── Entries supplied

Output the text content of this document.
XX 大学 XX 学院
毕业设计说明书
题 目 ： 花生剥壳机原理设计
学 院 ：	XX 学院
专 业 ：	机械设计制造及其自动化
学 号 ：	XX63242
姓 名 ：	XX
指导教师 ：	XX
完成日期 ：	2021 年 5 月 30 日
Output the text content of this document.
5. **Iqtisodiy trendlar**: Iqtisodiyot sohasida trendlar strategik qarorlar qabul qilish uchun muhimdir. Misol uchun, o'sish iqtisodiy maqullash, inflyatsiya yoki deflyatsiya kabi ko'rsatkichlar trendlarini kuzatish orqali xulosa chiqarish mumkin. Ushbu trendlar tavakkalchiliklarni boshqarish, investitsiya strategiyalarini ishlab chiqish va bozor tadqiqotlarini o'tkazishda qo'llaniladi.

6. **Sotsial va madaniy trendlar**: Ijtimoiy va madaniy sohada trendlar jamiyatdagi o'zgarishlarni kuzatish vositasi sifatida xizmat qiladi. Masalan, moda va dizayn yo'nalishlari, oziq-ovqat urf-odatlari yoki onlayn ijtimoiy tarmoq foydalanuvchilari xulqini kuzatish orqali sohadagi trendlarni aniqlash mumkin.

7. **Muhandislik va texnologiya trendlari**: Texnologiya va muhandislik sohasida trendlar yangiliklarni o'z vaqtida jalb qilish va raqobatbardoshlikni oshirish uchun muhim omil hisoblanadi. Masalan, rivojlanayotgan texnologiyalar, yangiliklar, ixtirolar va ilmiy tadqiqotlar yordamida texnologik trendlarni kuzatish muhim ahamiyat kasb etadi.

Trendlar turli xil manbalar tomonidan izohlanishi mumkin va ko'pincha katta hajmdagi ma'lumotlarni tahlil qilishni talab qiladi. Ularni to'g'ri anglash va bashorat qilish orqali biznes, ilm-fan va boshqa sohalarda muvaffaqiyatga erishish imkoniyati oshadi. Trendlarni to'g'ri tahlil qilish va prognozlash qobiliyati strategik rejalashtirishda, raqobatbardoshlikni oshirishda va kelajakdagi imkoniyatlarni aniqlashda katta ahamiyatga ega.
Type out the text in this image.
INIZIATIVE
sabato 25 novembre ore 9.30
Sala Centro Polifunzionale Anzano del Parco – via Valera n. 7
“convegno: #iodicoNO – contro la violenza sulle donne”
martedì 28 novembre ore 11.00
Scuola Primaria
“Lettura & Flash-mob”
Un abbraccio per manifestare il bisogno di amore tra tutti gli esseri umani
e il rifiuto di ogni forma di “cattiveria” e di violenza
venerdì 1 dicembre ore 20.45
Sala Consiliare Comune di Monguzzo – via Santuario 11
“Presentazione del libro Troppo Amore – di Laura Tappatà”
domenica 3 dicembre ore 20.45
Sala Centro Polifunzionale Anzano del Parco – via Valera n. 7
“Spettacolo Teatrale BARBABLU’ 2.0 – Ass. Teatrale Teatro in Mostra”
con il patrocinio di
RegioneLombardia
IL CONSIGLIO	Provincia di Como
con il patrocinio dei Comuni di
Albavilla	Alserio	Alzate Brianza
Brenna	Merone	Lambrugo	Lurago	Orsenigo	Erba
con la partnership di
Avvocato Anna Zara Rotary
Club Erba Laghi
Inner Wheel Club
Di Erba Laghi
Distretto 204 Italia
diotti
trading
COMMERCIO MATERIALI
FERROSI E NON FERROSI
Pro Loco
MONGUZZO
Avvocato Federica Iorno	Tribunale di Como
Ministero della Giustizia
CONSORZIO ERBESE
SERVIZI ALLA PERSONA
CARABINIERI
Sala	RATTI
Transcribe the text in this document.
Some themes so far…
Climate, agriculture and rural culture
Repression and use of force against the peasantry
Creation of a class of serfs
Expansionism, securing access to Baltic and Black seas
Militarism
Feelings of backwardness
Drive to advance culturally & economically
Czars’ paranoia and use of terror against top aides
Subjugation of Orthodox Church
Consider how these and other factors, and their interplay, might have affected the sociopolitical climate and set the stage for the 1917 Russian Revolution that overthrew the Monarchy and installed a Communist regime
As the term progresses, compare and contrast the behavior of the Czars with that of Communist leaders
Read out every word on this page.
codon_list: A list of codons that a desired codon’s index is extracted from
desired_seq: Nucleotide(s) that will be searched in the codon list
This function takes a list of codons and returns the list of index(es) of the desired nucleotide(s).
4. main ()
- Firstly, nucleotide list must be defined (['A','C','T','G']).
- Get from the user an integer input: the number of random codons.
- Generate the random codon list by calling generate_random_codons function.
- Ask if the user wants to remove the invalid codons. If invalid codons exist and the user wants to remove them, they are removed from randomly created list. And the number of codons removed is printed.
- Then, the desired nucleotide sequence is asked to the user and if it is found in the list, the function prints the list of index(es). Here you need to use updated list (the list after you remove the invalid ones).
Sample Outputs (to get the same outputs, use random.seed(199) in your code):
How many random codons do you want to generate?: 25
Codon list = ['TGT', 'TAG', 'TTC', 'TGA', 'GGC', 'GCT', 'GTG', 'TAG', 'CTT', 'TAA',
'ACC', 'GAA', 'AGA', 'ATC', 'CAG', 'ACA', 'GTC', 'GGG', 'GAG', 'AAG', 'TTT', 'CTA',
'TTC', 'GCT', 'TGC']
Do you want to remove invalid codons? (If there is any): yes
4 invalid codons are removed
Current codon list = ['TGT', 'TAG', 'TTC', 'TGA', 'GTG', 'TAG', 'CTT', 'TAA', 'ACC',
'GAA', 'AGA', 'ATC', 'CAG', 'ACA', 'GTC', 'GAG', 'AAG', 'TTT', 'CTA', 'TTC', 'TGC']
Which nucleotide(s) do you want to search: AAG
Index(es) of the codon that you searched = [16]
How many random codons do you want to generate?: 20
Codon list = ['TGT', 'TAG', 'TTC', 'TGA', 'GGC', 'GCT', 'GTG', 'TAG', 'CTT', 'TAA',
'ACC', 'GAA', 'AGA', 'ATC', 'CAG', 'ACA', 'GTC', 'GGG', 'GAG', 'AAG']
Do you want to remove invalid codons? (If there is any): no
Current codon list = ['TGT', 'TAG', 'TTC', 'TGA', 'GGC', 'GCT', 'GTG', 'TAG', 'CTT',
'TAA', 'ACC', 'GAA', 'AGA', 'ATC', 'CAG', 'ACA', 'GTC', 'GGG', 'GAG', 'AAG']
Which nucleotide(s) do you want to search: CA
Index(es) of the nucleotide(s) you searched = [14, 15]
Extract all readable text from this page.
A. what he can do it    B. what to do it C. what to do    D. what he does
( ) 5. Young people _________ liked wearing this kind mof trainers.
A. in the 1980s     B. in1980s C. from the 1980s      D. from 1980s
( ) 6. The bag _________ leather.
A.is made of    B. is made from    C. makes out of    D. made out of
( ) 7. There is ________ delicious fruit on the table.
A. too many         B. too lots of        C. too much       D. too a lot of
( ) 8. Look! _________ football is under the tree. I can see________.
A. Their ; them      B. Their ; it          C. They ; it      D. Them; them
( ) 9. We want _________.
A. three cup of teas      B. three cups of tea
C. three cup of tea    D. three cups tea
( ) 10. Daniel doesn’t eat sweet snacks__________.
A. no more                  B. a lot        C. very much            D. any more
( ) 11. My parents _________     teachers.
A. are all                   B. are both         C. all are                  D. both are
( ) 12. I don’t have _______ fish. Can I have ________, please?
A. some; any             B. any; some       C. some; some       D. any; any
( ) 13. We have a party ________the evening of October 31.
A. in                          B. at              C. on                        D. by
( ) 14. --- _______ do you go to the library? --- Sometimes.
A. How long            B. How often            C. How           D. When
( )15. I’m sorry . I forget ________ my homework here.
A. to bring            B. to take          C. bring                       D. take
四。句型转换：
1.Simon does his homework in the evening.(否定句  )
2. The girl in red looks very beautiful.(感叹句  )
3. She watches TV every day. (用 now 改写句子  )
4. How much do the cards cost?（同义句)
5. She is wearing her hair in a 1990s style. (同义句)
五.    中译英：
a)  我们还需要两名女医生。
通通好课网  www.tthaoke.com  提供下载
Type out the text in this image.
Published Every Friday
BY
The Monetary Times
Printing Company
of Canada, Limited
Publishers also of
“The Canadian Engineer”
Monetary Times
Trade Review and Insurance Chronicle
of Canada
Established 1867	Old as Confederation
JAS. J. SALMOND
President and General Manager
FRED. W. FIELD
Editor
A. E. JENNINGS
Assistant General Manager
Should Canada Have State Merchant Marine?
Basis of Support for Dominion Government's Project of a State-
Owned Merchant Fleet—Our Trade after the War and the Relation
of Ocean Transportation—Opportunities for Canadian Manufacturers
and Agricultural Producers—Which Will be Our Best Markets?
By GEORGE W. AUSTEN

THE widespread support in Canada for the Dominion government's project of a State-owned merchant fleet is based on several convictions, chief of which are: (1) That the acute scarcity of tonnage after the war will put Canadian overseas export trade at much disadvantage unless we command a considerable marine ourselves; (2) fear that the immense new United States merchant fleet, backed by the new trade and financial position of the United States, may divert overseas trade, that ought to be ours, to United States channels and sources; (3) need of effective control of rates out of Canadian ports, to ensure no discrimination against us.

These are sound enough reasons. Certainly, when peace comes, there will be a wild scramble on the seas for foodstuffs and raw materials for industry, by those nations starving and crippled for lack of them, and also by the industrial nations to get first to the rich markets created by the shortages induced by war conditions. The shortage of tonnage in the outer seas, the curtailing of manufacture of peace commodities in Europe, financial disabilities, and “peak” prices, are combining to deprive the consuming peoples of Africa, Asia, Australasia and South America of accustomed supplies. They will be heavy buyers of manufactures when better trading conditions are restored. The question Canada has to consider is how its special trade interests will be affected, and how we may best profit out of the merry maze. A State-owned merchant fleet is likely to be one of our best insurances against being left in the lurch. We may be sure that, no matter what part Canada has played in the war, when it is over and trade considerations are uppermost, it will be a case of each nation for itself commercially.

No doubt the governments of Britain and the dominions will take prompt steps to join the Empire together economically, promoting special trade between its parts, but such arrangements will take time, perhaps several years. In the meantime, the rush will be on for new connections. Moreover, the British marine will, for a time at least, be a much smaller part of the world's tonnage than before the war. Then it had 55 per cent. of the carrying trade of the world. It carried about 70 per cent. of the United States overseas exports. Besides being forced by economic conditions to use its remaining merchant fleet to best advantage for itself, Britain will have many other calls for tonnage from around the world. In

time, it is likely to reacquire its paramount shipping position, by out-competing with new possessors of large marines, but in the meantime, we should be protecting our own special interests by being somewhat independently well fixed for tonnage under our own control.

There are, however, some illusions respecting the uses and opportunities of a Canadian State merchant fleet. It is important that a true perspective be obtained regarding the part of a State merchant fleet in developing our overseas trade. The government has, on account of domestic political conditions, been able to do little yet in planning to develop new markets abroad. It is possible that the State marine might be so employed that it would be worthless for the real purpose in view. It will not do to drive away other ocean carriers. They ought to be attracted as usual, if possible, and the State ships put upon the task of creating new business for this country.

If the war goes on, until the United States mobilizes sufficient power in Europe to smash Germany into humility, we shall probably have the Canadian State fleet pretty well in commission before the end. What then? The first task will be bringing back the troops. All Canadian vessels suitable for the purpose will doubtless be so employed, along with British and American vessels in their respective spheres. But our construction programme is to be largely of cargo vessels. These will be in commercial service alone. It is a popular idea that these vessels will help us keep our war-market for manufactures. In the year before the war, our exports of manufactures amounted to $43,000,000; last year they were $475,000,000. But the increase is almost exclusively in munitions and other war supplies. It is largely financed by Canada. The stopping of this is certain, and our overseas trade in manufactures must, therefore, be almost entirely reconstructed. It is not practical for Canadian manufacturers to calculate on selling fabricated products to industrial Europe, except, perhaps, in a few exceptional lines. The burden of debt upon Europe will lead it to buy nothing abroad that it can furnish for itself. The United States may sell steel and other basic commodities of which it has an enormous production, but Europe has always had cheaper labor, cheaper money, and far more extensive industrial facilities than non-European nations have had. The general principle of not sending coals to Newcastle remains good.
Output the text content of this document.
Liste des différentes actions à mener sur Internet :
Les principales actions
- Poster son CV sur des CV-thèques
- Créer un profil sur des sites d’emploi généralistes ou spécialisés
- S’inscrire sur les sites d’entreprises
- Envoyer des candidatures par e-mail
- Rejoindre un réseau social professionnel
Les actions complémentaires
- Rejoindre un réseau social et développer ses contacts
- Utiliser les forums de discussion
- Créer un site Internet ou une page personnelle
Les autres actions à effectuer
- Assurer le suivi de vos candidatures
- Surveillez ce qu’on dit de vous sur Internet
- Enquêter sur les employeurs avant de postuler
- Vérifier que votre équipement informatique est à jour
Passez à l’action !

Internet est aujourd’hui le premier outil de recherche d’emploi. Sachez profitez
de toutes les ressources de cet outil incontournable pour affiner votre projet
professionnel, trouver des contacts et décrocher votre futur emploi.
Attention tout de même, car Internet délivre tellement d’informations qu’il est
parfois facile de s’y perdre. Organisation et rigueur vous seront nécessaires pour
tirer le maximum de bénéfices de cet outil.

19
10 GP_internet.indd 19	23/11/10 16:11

────

**Directive:**
Check each line of the entries above for the word "position". List the ones that have it.

**Output of the task:**
THE widespread support in Canada for the Dominion government's project of a State-owned merchant fleet is based on several convictions, chief of which are: (1) That the acute scarcity of tonnage after the war will put Canadian overseas export trade at much disadvantage unless we command a considerable marine ourselves; (2) fear that the immense new United States merchant fleet, backed by the new trade and financial position of the United States, may divert overseas trade, that ought to be ours, to United States channels and sources; (3) need of effective control of rates out of Canadian ports, to ensure no discrimination against us.
time, it is likely to reacquire its paramount shipping position, by out-competing with new possessors of large marines, but in the meantime, we should be protecting our own special interests by being somewhat independently well fixed for tonnage under our own control.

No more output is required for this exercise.